┌─ LISTED ENTRIES

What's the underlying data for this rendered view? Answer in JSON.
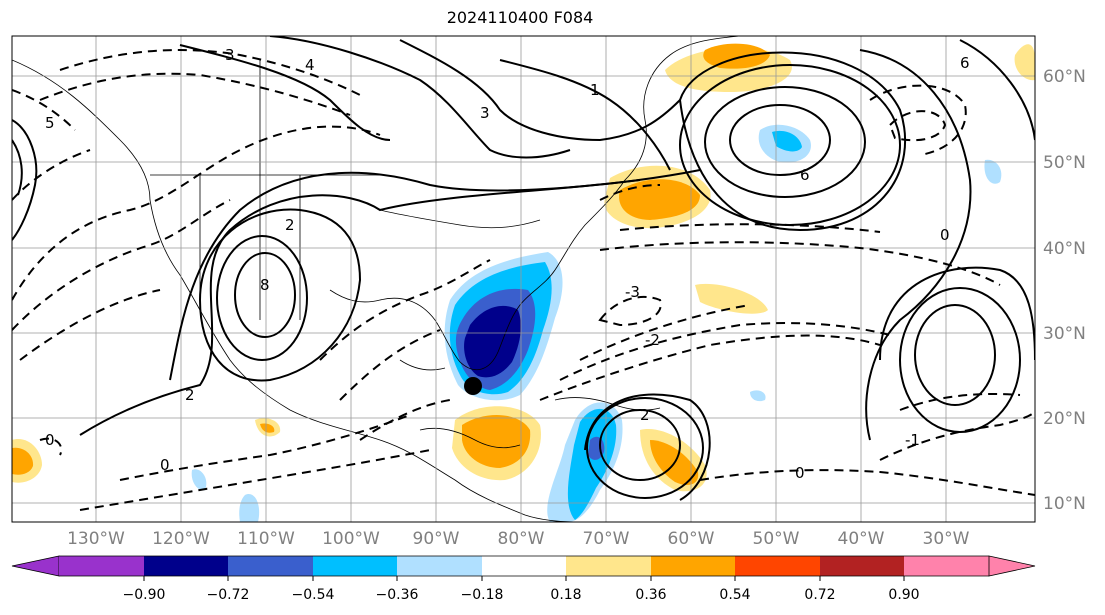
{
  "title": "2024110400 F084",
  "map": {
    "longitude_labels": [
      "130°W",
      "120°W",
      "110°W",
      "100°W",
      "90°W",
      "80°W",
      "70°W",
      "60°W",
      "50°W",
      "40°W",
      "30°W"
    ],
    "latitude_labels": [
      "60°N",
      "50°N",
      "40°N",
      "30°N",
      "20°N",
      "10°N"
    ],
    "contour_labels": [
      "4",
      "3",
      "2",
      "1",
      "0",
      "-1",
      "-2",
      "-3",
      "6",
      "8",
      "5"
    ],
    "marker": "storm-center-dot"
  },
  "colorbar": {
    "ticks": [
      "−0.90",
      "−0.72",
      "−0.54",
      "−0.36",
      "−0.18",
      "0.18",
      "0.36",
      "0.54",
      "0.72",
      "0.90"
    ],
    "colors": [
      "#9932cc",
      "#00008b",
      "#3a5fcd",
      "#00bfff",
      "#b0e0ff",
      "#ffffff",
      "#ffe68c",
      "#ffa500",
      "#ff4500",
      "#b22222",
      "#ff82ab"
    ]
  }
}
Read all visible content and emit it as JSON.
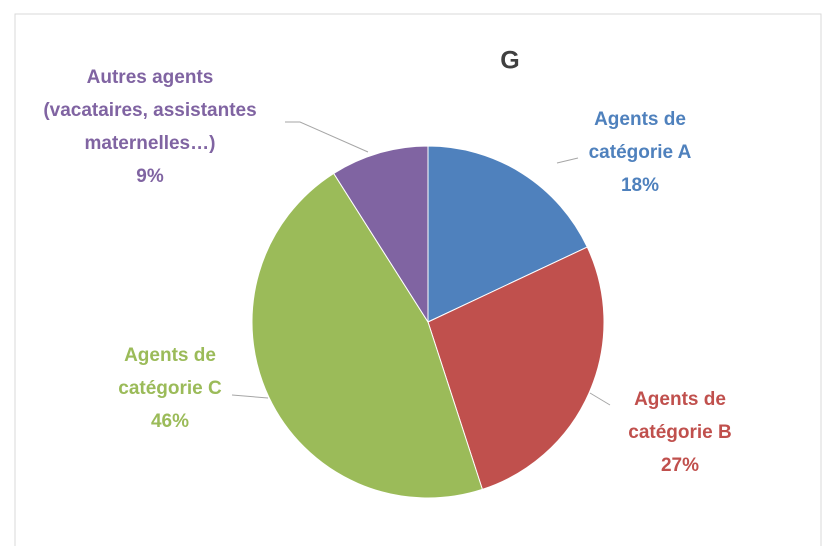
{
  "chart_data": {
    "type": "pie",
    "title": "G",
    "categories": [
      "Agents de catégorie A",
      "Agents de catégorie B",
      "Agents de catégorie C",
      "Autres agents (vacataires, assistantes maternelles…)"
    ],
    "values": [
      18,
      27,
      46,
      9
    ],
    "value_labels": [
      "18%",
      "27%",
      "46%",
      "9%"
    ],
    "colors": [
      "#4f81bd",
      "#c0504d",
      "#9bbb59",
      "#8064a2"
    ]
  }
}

└─

▶ _PROBLEM TO SOLVE_
Transcribe the whole listing exactly. Pictures stay out of your copy.

▶ _RESULT OF THIS EXERCISE_
What's the underlying data for this rendered view? Answer in JSON.
{
  "title": "2024110400 F084",
  "map": {
    "longitude_labels": [
      "130°W",
      "120°W",
      "110°W",
      "100°W",
      "90°W",
      "80°W",
      "70°W",
      "60°W",
      "50°W",
      "40°W",
      "30°W"
    ],
    "latitude_labels": [
      "60°N",
      "50°N",
      "40°N",
      "30°N",
      "20°N",
      "10°N"
    ],
    "contour_labels": [
      "4",
      "3",
      "2",
      "1",
      "0",
      "-1",
      "-2",
      "-3",
      "6",
      "8",
      "5"
    ],
    "marker": "storm-center-dot"
  },
  "colorbar": {
    "ticks": [
      "−0.90",
      "−0.72",
      "−0.54",
      "−0.36",
      "−0.18",
      "0.18",
      "0.36",
      "0.54",
      "0.72",
      "0.90"
    ],
    "colors": [
      "#9932cc",
      "#00008b",
      "#3a5fcd",
      "#00bfff",
      "#b0e0ff",
      "#ffffff",
      "#ffe68c",
      "#ffa500",
      "#ff4500",
      "#b22222",
      "#ff82ab"
    ]
  }
}
Read all visible content and emit it as JSON.
{
  "chart_data": {
    "type": "pie",
    "title": "G",
    "categories": [
      "Agents de catégorie A",
      "Agents de catégorie B",
      "Agents de catégorie C",
      "Autres agents (vacataires, assistantes maternelles…)"
    ],
    "values": [
      18,
      27,
      46,
      9
    ],
    "value_labels": [
      "18%",
      "27%",
      "46%",
      "9%"
    ],
    "colors": [
      "#4f81bd",
      "#c0504d",
      "#9bbb59",
      "#8064a2"
    ]
  }
}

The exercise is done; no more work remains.